TAREFA PROPOSTA 1: Cite literalmente a parte do texto sobre os pequenos grandes homens que começa com as palavras "SÃO HOMENS solitários" e termina com "arrancados para vencer.".

TRECHO DA PÁGINA:
- - - -

Pequenos grandes homens


Nesses monarcas potenciais, poder e solidão reforçam-se mutuamente

SÃO HOMENS solitários e cheios de poder...
Esses homens cujo supremo querer concentra, reflete ou explora os demais menores prazeres da maioria dos outros iguais.
De longe podem ser considerados normais, mas são homens ligados demais à terra de onde brotaram, nasceram e foram arrancados para vencer.
Lavados e ungidos para aparecer, são guindados ao estrelato por urnas de votação e comerciais de televisão, levados à administração direta dos interesses mais contraditórios.
Em seus múltiplos lados opostos são meros empregados dos patrões que lhes pagaram as eleições ou representantes dos pesadelos e anseios das multidões, comportando-se como pregadores empedernidos, atletas republicanos ou místicos cheios de planos, fornidos por compêndios de auto-ajuda e seduzindo-se com a ira dos deuses que juraram abjurar em nome dos cidadãos que almejam governar, parasitar ou destruir.
São, ainda assim, homens educados nas artes do poder solidário pelas vias esquisitas dessa democracia de baixos salários que ajudamos a constituir, por constituições que podem não ser desastrosas, mas são sim monstruosas aberrações jurídicas e muito judiciosamente preparadas pelos que legislam no conluio de permanecer no poder.
Acontece que nesses monarcas potenciais, poder e solidão reforçam-se mutuamente em fricções de cunhos genitais, como tensões pré-menstruais, que explodem nos contatos populares.
São líderes seculares e passionais como heróis épicos e marginais patéticos como todos os boçais que se afeiçoam à autoridade delegada.

- - - -

DADOS ARMAZENADOS:
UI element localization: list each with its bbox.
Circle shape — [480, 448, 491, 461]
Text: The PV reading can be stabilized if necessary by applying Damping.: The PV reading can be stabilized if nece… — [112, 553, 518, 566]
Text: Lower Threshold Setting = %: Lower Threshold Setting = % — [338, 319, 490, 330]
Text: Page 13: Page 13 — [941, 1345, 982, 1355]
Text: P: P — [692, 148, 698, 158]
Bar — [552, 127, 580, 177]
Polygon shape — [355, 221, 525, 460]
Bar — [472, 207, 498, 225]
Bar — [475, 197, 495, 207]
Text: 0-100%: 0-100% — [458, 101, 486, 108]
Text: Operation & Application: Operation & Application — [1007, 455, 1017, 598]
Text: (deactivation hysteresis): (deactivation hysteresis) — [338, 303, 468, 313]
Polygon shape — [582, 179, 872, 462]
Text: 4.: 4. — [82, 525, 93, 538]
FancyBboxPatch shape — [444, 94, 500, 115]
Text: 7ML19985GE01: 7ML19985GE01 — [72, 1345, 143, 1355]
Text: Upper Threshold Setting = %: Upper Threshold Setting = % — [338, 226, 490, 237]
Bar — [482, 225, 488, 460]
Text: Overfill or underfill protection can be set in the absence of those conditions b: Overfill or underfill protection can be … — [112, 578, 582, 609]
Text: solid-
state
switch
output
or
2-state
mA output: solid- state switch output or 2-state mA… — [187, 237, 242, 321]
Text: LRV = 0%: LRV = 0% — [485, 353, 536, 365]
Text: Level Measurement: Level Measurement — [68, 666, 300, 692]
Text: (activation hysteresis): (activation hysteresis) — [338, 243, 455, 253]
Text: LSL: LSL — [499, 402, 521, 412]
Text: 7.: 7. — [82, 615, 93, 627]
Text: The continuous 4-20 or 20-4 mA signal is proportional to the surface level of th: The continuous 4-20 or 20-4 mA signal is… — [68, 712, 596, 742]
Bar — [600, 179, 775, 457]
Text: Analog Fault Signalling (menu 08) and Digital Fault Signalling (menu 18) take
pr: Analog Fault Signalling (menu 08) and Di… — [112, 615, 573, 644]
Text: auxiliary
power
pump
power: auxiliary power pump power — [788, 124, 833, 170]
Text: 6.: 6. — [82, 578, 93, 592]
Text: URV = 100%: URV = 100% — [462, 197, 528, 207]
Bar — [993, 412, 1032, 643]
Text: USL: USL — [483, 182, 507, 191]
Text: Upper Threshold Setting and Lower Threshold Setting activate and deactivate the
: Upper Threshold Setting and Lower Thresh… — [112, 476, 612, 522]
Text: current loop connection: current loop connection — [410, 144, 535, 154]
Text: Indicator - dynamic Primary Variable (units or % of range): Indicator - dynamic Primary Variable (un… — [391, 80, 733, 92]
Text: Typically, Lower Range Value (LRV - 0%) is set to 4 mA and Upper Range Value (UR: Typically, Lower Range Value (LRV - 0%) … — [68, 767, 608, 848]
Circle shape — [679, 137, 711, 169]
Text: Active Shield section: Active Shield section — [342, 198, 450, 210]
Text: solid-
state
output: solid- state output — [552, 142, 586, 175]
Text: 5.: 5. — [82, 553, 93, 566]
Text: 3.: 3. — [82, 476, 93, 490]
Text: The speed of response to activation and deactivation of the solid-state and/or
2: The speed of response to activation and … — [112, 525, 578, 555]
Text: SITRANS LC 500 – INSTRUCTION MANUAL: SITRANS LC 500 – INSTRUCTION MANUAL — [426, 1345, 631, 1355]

- - - -

TAREFA PROPOSTA 2: Imprima sem alterações as linhas da listagem, do início dela até a linha que contém "Polygon shape — [582, 179, 872, 462]", incluindo essa linha.

RESPOSTA DA TAREFA 1:
SÃO HOMENS solitários e cheios de poder...
Esses homens cujo supremo querer concentra, reflete ou explora os demais menores prazeres da maioria dos outros iguais.
De longe podem ser considerados normais, mas são homens ligados demais à terra de onde brotaram, nasceram e foram arrancados para vencer.

RESPOSTA DA TAREFA 2:
UI element localization: list each with its bbox.
Circle shape — [480, 448, 491, 461]
Text: The PV reading can be stabilized if necessary by applying Damping.: The PV reading can be stabilized if nece… — [112, 553, 518, 566]
Text: Lower Threshold Setting = %: Lower Threshold Setting = % — [338, 319, 490, 330]
Text: Page 13: Page 13 — [941, 1345, 982, 1355]
Text: P: P — [692, 148, 698, 158]
Bar — [552, 127, 580, 177]
Polygon shape — [355, 221, 525, 460]
Bar — [472, 207, 498, 225]
Bar — [475, 197, 495, 207]
Text: 0-100%: 0-100% — [458, 101, 486, 108]
Text: Operation & Application: Operation & Application — [1007, 455, 1017, 598]
Text: (deactivation hysteresis): (deactivation hysteresis) — [338, 303, 468, 313]
Polygon shape — [582, 179, 872, 462]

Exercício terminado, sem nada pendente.